_CHALLENGE_:
Review the lines that follow and copy each one that contains the word "Image".

======== DATASET EXCERPTS ========

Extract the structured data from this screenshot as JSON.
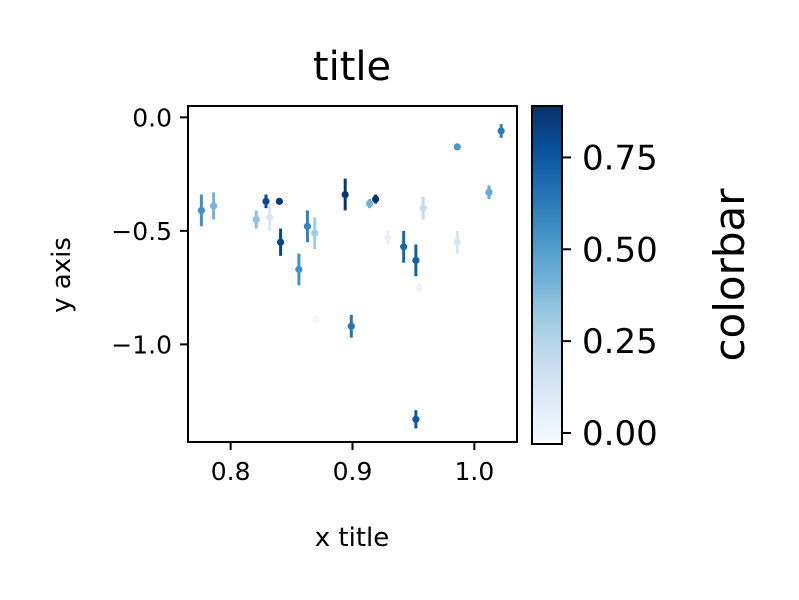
{
  "chart_data": {
    "type": "scatter",
    "title": "title",
    "xlabel": "x title",
    "ylabel": "y axis",
    "xlim": [
      0.765,
      1.035
    ],
    "ylim": [
      -1.43,
      0.05
    ],
    "xticks": [
      0.8,
      0.9,
      1.0
    ],
    "xtick_labels": [
      "0.8",
      "0.9",
      "1.0"
    ],
    "yticks": [
      0.0,
      -0.5,
      -1.0
    ],
    "ytick_labels": [
      "0.0",
      "−0.5",
      "−1.0"
    ],
    "colorbar": {
      "label": "colorbar",
      "range": [
        -0.03,
        0.89
      ],
      "ticks": [
        0.0,
        0.25,
        0.5,
        0.75
      ],
      "tick_labels": [
        "0.00",
        "0.25",
        "0.50",
        "0.75"
      ],
      "colormap": "Blues"
    },
    "grid": false,
    "points": [
      {
        "x": 0.776,
        "y": -0.41,
        "err": 0.07,
        "c": 0.55
      },
      {
        "x": 0.786,
        "y": -0.39,
        "err": 0.06,
        "c": 0.4
      },
      {
        "x": 0.821,
        "y": -0.45,
        "err": 0.04,
        "c": 0.35
      },
      {
        "x": 0.829,
        "y": -0.37,
        "err": 0.03,
        "c": 0.8
      },
      {
        "x": 0.832,
        "y": -0.44,
        "err": 0.06,
        "c": 0.12
      },
      {
        "x": 0.84,
        "y": -0.37,
        "err": 0.01,
        "c": 0.85
      },
      {
        "x": 0.841,
        "y": -0.55,
        "err": 0.06,
        "c": 0.82
      },
      {
        "x": 0.856,
        "y": -0.67,
        "err": 0.07,
        "c": 0.55
      },
      {
        "x": 0.863,
        "y": -0.48,
        "err": 0.07,
        "c": 0.6
      },
      {
        "x": 0.869,
        "y": -0.51,
        "err": 0.07,
        "c": 0.3
      },
      {
        "x": 0.87,
        "y": -0.89,
        "err": 0.02,
        "c": 0.0
      },
      {
        "x": 0.894,
        "y": -0.34,
        "err": 0.07,
        "c": 0.87
      },
      {
        "x": 0.899,
        "y": -0.92,
        "err": 0.05,
        "c": 0.65
      },
      {
        "x": 0.914,
        "y": -0.38,
        "err": 0.02,
        "c": 0.42
      },
      {
        "x": 0.919,
        "y": -0.36,
        "err": 0.02,
        "c": 0.88
      },
      {
        "x": 0.929,
        "y": -0.53,
        "err": 0.03,
        "c": 0.05
      },
      {
        "x": 0.942,
        "y": -0.57,
        "err": 0.07,
        "c": 0.7
      },
      {
        "x": 0.952,
        "y": -0.63,
        "err": 0.07,
        "c": 0.72
      },
      {
        "x": 0.952,
        "y": -1.33,
        "err": 0.04,
        "c": 0.75
      },
      {
        "x": 0.955,
        "y": -0.75,
        "err": 0.02,
        "c": 0.02
      },
      {
        "x": 0.958,
        "y": -0.4,
        "err": 0.05,
        "c": 0.2
      },
      {
        "x": 0.986,
        "y": -0.55,
        "err": 0.05,
        "c": 0.12
      },
      {
        "x": 0.986,
        "y": -0.13,
        "err": 0.01,
        "c": 0.52
      },
      {
        "x": 1.012,
        "y": -0.33,
        "err": 0.03,
        "c": 0.45
      },
      {
        "x": 1.022,
        "y": -0.06,
        "err": 0.03,
        "c": 0.62
      }
    ]
  }
}
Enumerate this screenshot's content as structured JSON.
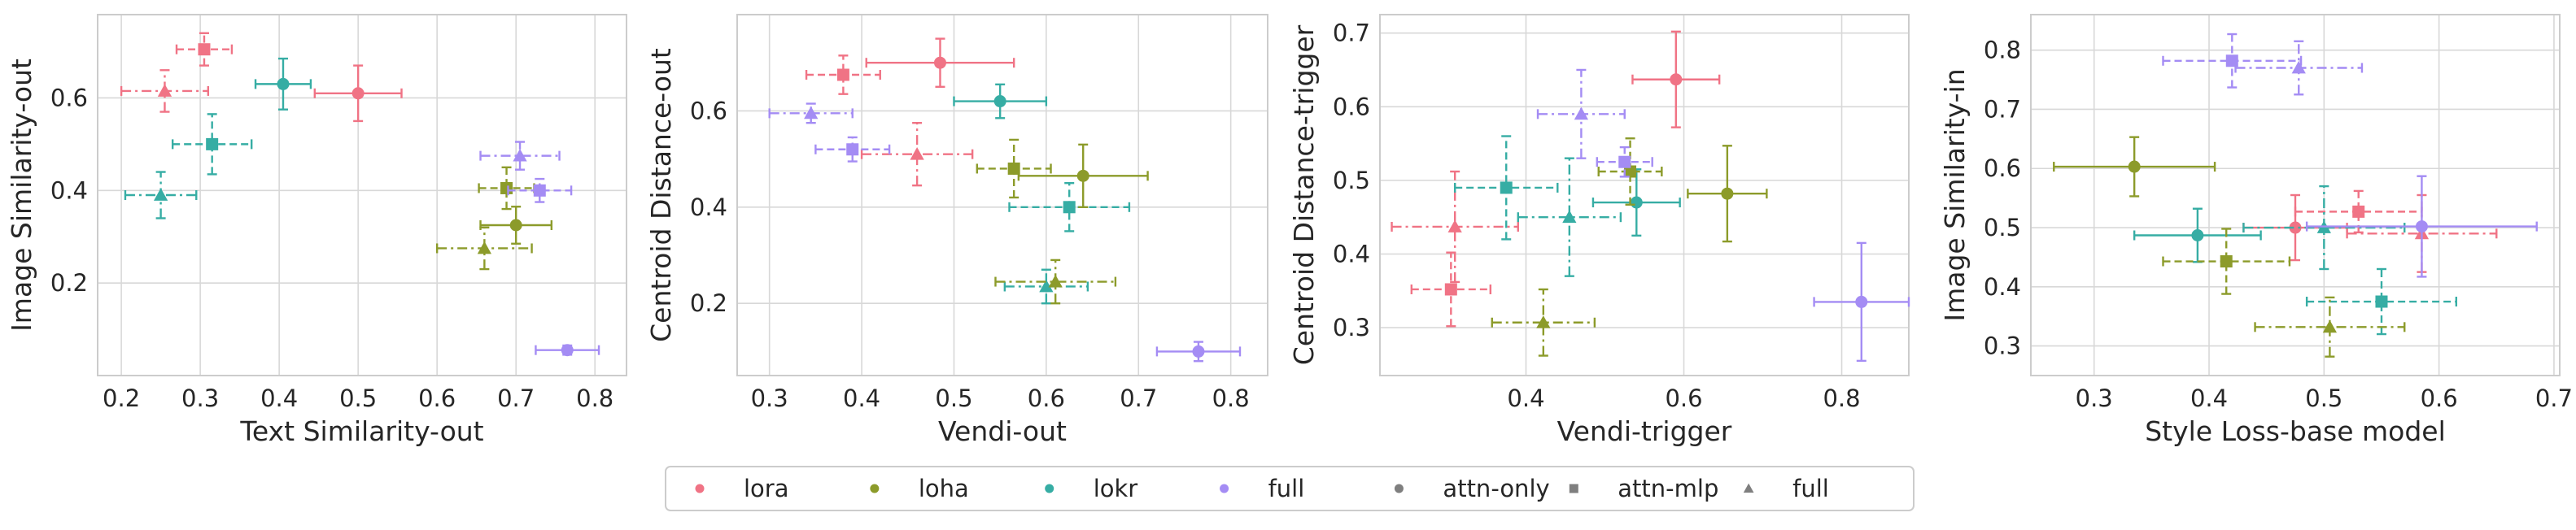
{
  "colors": {
    "lora": "#f07385",
    "loha": "#8c9b2a",
    "lokr": "#36ada4",
    "full": "#a48cf4",
    "neutral": "#7f7f7f",
    "grid": "#d8d8d8",
    "text": "#262626"
  },
  "legend": {
    "placement": "bottom-center",
    "entries": [
      {
        "label": "lora",
        "color_key": "lora",
        "marker": "circle"
      },
      {
        "label": "loha",
        "color_key": "loha",
        "marker": "circle"
      },
      {
        "label": "lokr",
        "color_key": "lokr",
        "marker": "circle"
      },
      {
        "label": "full",
        "color_key": "full",
        "marker": "circle"
      },
      {
        "label": "attn-only",
        "color_key": "neutral",
        "marker": "circle"
      },
      {
        "label": "attn-mlp",
        "color_key": "neutral",
        "marker": "square"
      },
      {
        "label": "full",
        "color_key": "neutral",
        "marker": "triangle"
      }
    ]
  },
  "chart_data": [
    {
      "type": "scatter",
      "xlabel": "Text Similarity-out",
      "ylabel": "Image Similarity-out",
      "xlim": [
        0.17,
        0.84
      ],
      "ylim": [
        0.0,
        0.78
      ],
      "xticks": [
        "0.2",
        "0.3",
        "0.4",
        "0.5",
        "0.6",
        "0.7",
        "0.8"
      ],
      "yticks": [
        "0.2",
        "0.4",
        "0.6"
      ],
      "grid": true,
      "points": [
        {
          "algo": "lora",
          "cfg": "attn-only",
          "x": 0.5,
          "y": 0.61,
          "xerr": 0.055,
          "yerr": 0.06
        },
        {
          "algo": "lora",
          "cfg": "attn-mlp",
          "x": 0.305,
          "y": 0.705,
          "xerr": 0.035,
          "yerr": 0.035
        },
        {
          "algo": "lora",
          "cfg": "full",
          "x": 0.255,
          "y": 0.615,
          "xerr": 0.055,
          "yerr": 0.045
        },
        {
          "algo": "lokr",
          "cfg": "attn-only",
          "x": 0.405,
          "y": 0.63,
          "xerr": 0.035,
          "yerr": 0.055
        },
        {
          "algo": "lokr",
          "cfg": "attn-mlp",
          "x": 0.315,
          "y": 0.5,
          "xerr": 0.05,
          "yerr": 0.065
        },
        {
          "algo": "lokr",
          "cfg": "full",
          "x": 0.25,
          "y": 0.39,
          "xerr": 0.045,
          "yerr": 0.05
        },
        {
          "algo": "loha",
          "cfg": "attn-only",
          "x": 0.7,
          "y": 0.325,
          "xerr": 0.045,
          "yerr": 0.04
        },
        {
          "algo": "loha",
          "cfg": "attn-mlp",
          "x": 0.688,
          "y": 0.405,
          "xerr": 0.035,
          "yerr": 0.045
        },
        {
          "algo": "loha",
          "cfg": "full",
          "x": 0.66,
          "y": 0.275,
          "xerr": 0.06,
          "yerr": 0.045
        },
        {
          "algo": "full",
          "cfg": "attn-only",
          "x": 0.765,
          "y": 0.055,
          "xerr": 0.04,
          "yerr": 0.01
        },
        {
          "algo": "full",
          "cfg": "attn-mlp",
          "x": 0.73,
          "y": 0.4,
          "xerr": 0.04,
          "yerr": 0.025
        },
        {
          "algo": "full",
          "cfg": "full",
          "x": 0.705,
          "y": 0.475,
          "xerr": 0.05,
          "yerr": 0.03
        }
      ]
    },
    {
      "type": "scatter",
      "xlabel": "Vendi-out",
      "ylabel": "Centroid Distance-out",
      "xlim": [
        0.265,
        0.84
      ],
      "ylim": [
        0.05,
        0.8
      ],
      "xticks": [
        "0.3",
        "0.4",
        "0.5",
        "0.6",
        "0.7",
        "0.8"
      ],
      "yticks": [
        "0.2",
        "0.4",
        "0.6"
      ],
      "grid": true,
      "points": [
        {
          "algo": "lora",
          "cfg": "attn-only",
          "x": 0.485,
          "y": 0.7,
          "xerr": 0.08,
          "yerr": 0.05
        },
        {
          "algo": "lora",
          "cfg": "attn-mlp",
          "x": 0.38,
          "y": 0.675,
          "xerr": 0.04,
          "yerr": 0.04
        },
        {
          "algo": "lora",
          "cfg": "full",
          "x": 0.46,
          "y": 0.51,
          "xerr": 0.06,
          "yerr": 0.065
        },
        {
          "algo": "lokr",
          "cfg": "attn-only",
          "x": 0.55,
          "y": 0.62,
          "xerr": 0.05,
          "yerr": 0.035
        },
        {
          "algo": "lokr",
          "cfg": "attn-mlp",
          "x": 0.625,
          "y": 0.4,
          "xerr": 0.065,
          "yerr": 0.05
        },
        {
          "algo": "lokr",
          "cfg": "full",
          "x": 0.6,
          "y": 0.235,
          "xerr": 0.045,
          "yerr": 0.035
        },
        {
          "algo": "loha",
          "cfg": "attn-only",
          "x": 0.64,
          "y": 0.465,
          "xerr": 0.07,
          "yerr": 0.065
        },
        {
          "algo": "loha",
          "cfg": "attn-mlp",
          "x": 0.565,
          "y": 0.48,
          "xerr": 0.04,
          "yerr": 0.06
        },
        {
          "algo": "loha",
          "cfg": "full",
          "x": 0.61,
          "y": 0.245,
          "xerr": 0.065,
          "yerr": 0.045
        },
        {
          "algo": "full",
          "cfg": "attn-only",
          "x": 0.765,
          "y": 0.1,
          "xerr": 0.045,
          "yerr": 0.02
        },
        {
          "algo": "full",
          "cfg": "attn-mlp",
          "x": 0.39,
          "y": 0.52,
          "xerr": 0.04,
          "yerr": 0.025
        },
        {
          "algo": "full",
          "cfg": "full",
          "x": 0.345,
          "y": 0.595,
          "xerr": 0.045,
          "yerr": 0.02
        }
      ]
    },
    {
      "type": "scatter",
      "xlabel": "Vendi-trigger",
      "ylabel": "Centroid Distance-trigger",
      "xlim": [
        0.215,
        0.885
      ],
      "ylim": [
        0.235,
        0.725
      ],
      "xticks": [
        "0.4",
        "0.6",
        "0.8"
      ],
      "yticks": [
        "0.3",
        "0.4",
        "0.5",
        "0.6",
        "0.7"
      ],
      "grid": true,
      "points": [
        {
          "algo": "lora",
          "cfg": "attn-only",
          "x": 0.59,
          "y": 0.637,
          "xerr": 0.055,
          "yerr": 0.065
        },
        {
          "algo": "lora",
          "cfg": "attn-mlp",
          "x": 0.305,
          "y": 0.352,
          "xerr": 0.05,
          "yerr": 0.05
        },
        {
          "algo": "lora",
          "cfg": "full",
          "x": 0.31,
          "y": 0.437,
          "xerr": 0.08,
          "yerr": 0.075
        },
        {
          "algo": "lokr",
          "cfg": "attn-only",
          "x": 0.54,
          "y": 0.47,
          "xerr": 0.055,
          "yerr": 0.045
        },
        {
          "algo": "lokr",
          "cfg": "attn-mlp",
          "x": 0.375,
          "y": 0.49,
          "xerr": 0.065,
          "yerr": 0.07
        },
        {
          "algo": "lokr",
          "cfg": "full",
          "x": 0.455,
          "y": 0.45,
          "xerr": 0.065,
          "yerr": 0.08
        },
        {
          "algo": "loha",
          "cfg": "attn-only",
          "x": 0.655,
          "y": 0.482,
          "xerr": 0.05,
          "yerr": 0.065
        },
        {
          "algo": "loha",
          "cfg": "attn-mlp",
          "x": 0.532,
          "y": 0.512,
          "xerr": 0.04,
          "yerr": 0.045
        },
        {
          "algo": "loha",
          "cfg": "full",
          "x": 0.422,
          "y": 0.307,
          "xerr": 0.065,
          "yerr": 0.045
        },
        {
          "algo": "full",
          "cfg": "attn-only",
          "x": 0.825,
          "y": 0.335,
          "xerr": 0.06,
          "yerr": 0.08
        },
        {
          "algo": "full",
          "cfg": "attn-mlp",
          "x": 0.525,
          "y": 0.525,
          "xerr": 0.035,
          "yerr": 0.02
        },
        {
          "algo": "full",
          "cfg": "full",
          "x": 0.47,
          "y": 0.59,
          "xerr": 0.055,
          "yerr": 0.06
        }
      ]
    },
    {
      "type": "scatter",
      "xlabel": "Style Loss-base model",
      "ylabel": "Image Similarity-in",
      "xlim": [
        0.245,
        0.705
      ],
      "ylim": [
        0.25,
        0.86
      ],
      "xticks": [
        "0.3",
        "0.4",
        "0.5",
        "0.6",
        "0.7"
      ],
      "yticks": [
        "0.3",
        "0.4",
        "0.5",
        "0.6",
        "0.7",
        "0.8"
      ],
      "grid": true,
      "points": [
        {
          "algo": "lora",
          "cfg": "attn-only",
          "x": 0.475,
          "y": 0.5,
          "xerr": 0.045,
          "yerr": 0.055
        },
        {
          "algo": "lora",
          "cfg": "attn-mlp",
          "x": 0.53,
          "y": 0.527,
          "xerr": 0.055,
          "yerr": 0.035
        },
        {
          "algo": "lora",
          "cfg": "full",
          "x": 0.585,
          "y": 0.49,
          "xerr": 0.065,
          "yerr": 0.065
        },
        {
          "algo": "lokr",
          "cfg": "attn-only",
          "x": 0.39,
          "y": 0.487,
          "xerr": 0.055,
          "yerr": 0.045
        },
        {
          "algo": "lokr",
          "cfg": "attn-mlp",
          "x": 0.55,
          "y": 0.375,
          "xerr": 0.065,
          "yerr": 0.055
        },
        {
          "algo": "lokr",
          "cfg": "full",
          "x": 0.5,
          "y": 0.5,
          "xerr": 0.07,
          "yerr": 0.07
        },
        {
          "algo": "loha",
          "cfg": "attn-only",
          "x": 0.335,
          "y": 0.603,
          "xerr": 0.07,
          "yerr": 0.05
        },
        {
          "algo": "loha",
          "cfg": "attn-mlp",
          "x": 0.415,
          "y": 0.443,
          "xerr": 0.055,
          "yerr": 0.055
        },
        {
          "algo": "loha",
          "cfg": "full",
          "x": 0.505,
          "y": 0.332,
          "xerr": 0.065,
          "yerr": 0.05
        },
        {
          "algo": "full",
          "cfg": "attn-only",
          "x": 0.585,
          "y": 0.502,
          "xerr": 0.1,
          "yerr": 0.085
        },
        {
          "algo": "full",
          "cfg": "attn-mlp",
          "x": 0.42,
          "y": 0.782,
          "xerr": 0.06,
          "yerr": 0.045
        },
        {
          "algo": "full",
          "cfg": "full",
          "x": 0.478,
          "y": 0.77,
          "xerr": 0.055,
          "yerr": 0.045
        }
      ]
    }
  ]
}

========

_THE ANSWER_:
      "ylabel": "Image Similarity-out",
      "ylabel": "Image Similarity-in",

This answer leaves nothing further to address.